§ Task goal: Print each of the entries exactly, leaving nothing out.

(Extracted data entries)
________________________

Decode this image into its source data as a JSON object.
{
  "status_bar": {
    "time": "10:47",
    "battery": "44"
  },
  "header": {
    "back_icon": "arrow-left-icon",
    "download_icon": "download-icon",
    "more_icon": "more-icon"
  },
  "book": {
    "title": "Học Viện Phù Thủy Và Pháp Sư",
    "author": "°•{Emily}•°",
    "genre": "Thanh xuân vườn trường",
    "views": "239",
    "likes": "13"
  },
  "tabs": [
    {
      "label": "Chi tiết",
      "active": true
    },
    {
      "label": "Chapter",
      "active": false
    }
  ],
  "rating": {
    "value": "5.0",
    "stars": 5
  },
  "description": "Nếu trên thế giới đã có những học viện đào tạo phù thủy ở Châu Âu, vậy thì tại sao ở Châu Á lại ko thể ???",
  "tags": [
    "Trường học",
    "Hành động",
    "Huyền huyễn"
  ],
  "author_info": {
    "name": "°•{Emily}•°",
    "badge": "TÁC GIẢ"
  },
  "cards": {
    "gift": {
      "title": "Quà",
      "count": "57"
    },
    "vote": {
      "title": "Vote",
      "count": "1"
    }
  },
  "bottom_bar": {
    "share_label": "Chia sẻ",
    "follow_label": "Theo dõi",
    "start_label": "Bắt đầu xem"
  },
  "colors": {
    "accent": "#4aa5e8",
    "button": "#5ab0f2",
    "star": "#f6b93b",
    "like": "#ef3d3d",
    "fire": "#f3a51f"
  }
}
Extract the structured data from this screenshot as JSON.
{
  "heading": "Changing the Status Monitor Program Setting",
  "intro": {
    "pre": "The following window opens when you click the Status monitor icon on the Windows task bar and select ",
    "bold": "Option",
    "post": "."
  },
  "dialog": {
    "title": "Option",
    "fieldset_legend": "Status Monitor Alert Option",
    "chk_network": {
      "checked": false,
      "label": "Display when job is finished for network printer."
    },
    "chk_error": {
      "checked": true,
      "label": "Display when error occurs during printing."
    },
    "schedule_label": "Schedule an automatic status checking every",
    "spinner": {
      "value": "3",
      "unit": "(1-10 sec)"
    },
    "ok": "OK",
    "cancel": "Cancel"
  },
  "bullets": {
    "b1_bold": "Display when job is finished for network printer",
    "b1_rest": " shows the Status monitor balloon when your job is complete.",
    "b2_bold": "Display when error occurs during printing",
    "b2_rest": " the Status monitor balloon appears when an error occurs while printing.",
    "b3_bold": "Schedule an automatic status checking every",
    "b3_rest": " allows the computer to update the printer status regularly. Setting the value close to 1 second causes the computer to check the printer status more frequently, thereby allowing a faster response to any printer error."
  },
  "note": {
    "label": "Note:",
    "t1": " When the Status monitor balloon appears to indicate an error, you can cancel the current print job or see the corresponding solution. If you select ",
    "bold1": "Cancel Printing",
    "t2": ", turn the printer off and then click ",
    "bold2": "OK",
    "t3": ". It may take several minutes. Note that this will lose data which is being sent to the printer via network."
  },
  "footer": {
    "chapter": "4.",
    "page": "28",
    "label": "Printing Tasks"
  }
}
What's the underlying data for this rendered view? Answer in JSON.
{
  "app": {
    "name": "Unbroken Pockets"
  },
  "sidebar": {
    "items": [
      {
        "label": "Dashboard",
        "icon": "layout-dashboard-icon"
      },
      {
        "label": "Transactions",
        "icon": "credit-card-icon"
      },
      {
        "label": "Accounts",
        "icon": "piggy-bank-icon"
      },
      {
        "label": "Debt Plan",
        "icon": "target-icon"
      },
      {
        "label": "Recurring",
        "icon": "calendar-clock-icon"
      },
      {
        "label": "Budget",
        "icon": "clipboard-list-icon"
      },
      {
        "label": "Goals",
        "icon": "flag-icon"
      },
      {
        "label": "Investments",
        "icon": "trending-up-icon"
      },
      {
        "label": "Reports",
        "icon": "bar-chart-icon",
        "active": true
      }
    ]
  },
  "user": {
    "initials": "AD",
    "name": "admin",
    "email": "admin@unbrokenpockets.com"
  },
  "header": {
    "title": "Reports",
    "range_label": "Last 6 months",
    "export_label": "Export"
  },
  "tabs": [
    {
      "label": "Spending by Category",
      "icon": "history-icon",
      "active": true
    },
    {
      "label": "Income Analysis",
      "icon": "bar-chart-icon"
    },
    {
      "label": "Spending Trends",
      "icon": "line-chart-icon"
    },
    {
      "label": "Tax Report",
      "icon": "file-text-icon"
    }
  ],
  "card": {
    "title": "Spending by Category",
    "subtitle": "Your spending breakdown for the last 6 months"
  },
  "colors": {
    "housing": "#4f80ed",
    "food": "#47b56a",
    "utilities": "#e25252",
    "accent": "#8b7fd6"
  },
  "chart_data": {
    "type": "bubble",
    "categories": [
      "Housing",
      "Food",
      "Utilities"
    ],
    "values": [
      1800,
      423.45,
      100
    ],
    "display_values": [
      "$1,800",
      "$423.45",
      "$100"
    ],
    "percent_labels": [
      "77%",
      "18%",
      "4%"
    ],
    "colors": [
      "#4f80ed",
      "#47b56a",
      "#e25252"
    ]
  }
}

________________________

§ Full response:
Decode this image into its source data as a JSON object.
{
  "status_bar": {
    "time": "10:47",
    "battery": "44"
  },
  "header": {
    "back_icon": "arrow-left-icon",
    "download_icon": "download-icon",
    "more_icon": "more-icon"
  },
  "book": {
    "title": "Học Viện Phù Thủy Và Pháp Sư",
    "author": "°•{Emily}•°",
    "genre": "Thanh xuân vườn trường",
    "views": "239",
    "likes": "13"
  },
  "tabs": [
    {
      "label": "Chi tiết",
      "active": true
    },
    {
      "label": "Chapter",
      "active": false
    }
  ],
  "rating": {
    "value": "5.0",
    "stars": 5
  },
  "description": "Nếu trên thế giới đã có những học viện đào tạo phù thủy ở Châu Âu, vậy thì tại sao ở Châu Á lại ko thể ???",
  "tags": [
    "Trường học",
    "Hành động",
    "Huyền huyễn"
  ],
  "author_info": {
    "name": "°•{Emily}•°",
    "badge": "TÁC GIẢ"
  },
  "cards": {
    "gift": {
      "title": "Quà",
      "count": "57"
    },
    "vote": {
      "title": "Vote",
      "count": "1"
    }
  },
  "bottom_bar": {
    "share_label": "Chia sẻ",
    "follow_label": "Theo dõi",
    "start_label": "Bắt đầu xem"
  },
  "colors": {
    "accent": "#4aa5e8",
    "button": "#5ab0f2",
    "star": "#f6b93b",
    "like": "#ef3d3d",
    "fire": "#f3a51f"
  }
}
Extract the structured data from this screenshot as JSON.
{
  "heading": "Changing the Status Monitor Program Setting",
  "intro": {
    "pre": "The following window opens when you click the Status monitor icon on the Windows task bar and select ",
    "bold": "Option",
    "post": "."
  },
  "dialog": {
    "title": "Option",
    "fieldset_legend": "Status Monitor Alert Option",
    "chk_network": {
      "checked": false,
      "label": "Display when job is finished for network printer."
    },
    "chk_error": {
      "checked": true,
      "label": "Display when error occurs during printing."
    },
    "schedule_label": "Schedule an automatic status checking every",
    "spinner": {
      "value": "3",
      "unit": "(1-10 sec)"
    },
    "ok": "OK",
    "cancel": "Cancel"
  },
  "bullets": {
    "b1_bold": "Display when job is finished for network printer",
    "b1_rest": " shows the Status monitor balloon when your job is complete.",
    "b2_bold": "Display when error occurs during printing",
    "b2_rest": " the Status monitor balloon appears when an error occurs while printing.",
    "b3_bold": "Schedule an automatic status checking every",
    "b3_rest": " allows the computer to update the printer status regularly. Setting the value close to 1 second causes the computer to check the printer status more frequently, thereby allowing a faster response to any printer error."
  },
  "note": {
    "label": "Note:",
    "t1": " When the Status monitor balloon appears to indicate an error, you can cancel the current print job or see the corresponding solution. If you select ",
    "bold1": "Cancel Printing",
    "t2": ", turn the printer off and then click ",
    "bold2": "OK",
    "t3": ". It may take several minutes. Note that this will lose data which is being sent to the printer via network."
  },
  "footer": {
    "chapter": "4.",
    "page": "28",
    "label": "Printing Tasks"
  }
}
What's the underlying data for this rendered view? Answer in JSON.
{
  "app": {
    "name": "Unbroken Pockets"
  },
  "sidebar": {
    "items": [
      {
        "label": "Dashboard",
        "icon": "layout-dashboard-icon"
      },
      {
        "label": "Transactions",
        "icon": "credit-card-icon"
      },
      {
        "label": "Accounts",
        "icon": "piggy-bank-icon"
      },
      {
        "label": "Debt Plan",
        "icon": "target-icon"
      },
      {
        "label": "Recurring",
        "icon": "calendar-clock-icon"
      },
      {
        "label": "Budget",
        "icon": "clipboard-list-icon"
      },
      {
        "label": "Goals",
        "icon": "flag-icon"
      },
      {
        "label": "Investments",
        "icon": "trending-up-icon"
      },
      {
        "label": "Reports",
        "icon": "bar-chart-icon",
        "active": true
      }
    ]
  },
  "user": {
    "initials": "AD",
    "name": "admin",
    "email": "admin@unbrokenpockets.com"
  },
  "header": {
    "title": "Reports",
    "range_label": "Last 6 months",
    "export_label": "Export"
  },
  "tabs": [
    {
      "label": "Spending by Category",
      "icon": "history-icon",
      "active": true
    },
    {
      "label": "Income Analysis",
      "icon": "bar-chart-icon"
    },
    {
      "label": "Spending Trends",
      "icon": "line-chart-icon"
    },
    {
      "label": "Tax Report",
      "icon": "file-text-icon"
    }
  ],
  "card": {
    "title": "Spending by Category",
    "subtitle": "Your spending breakdown for the last 6 months"
  },
  "colors": {
    "housing": "#4f80ed",
    "food": "#47b56a",
    "utilities": "#e25252",
    "accent": "#8b7fd6"
  },
  "chart_data": {
    "type": "bubble",
    "categories": [
      "Housing",
      "Food",
      "Utilities"
    ],
    "values": [
      1800,
      423.45,
      100
    ],
    "display_values": [
      "$1,800",
      "$423.45",
      "$100"
    ],
    "percent_labels": [
      "77%",
      "18%",
      "4%"
    ],
    "colors": [
      "#4f80ed",
      "#47b56a",
      "#e25252"
    ]
  }
}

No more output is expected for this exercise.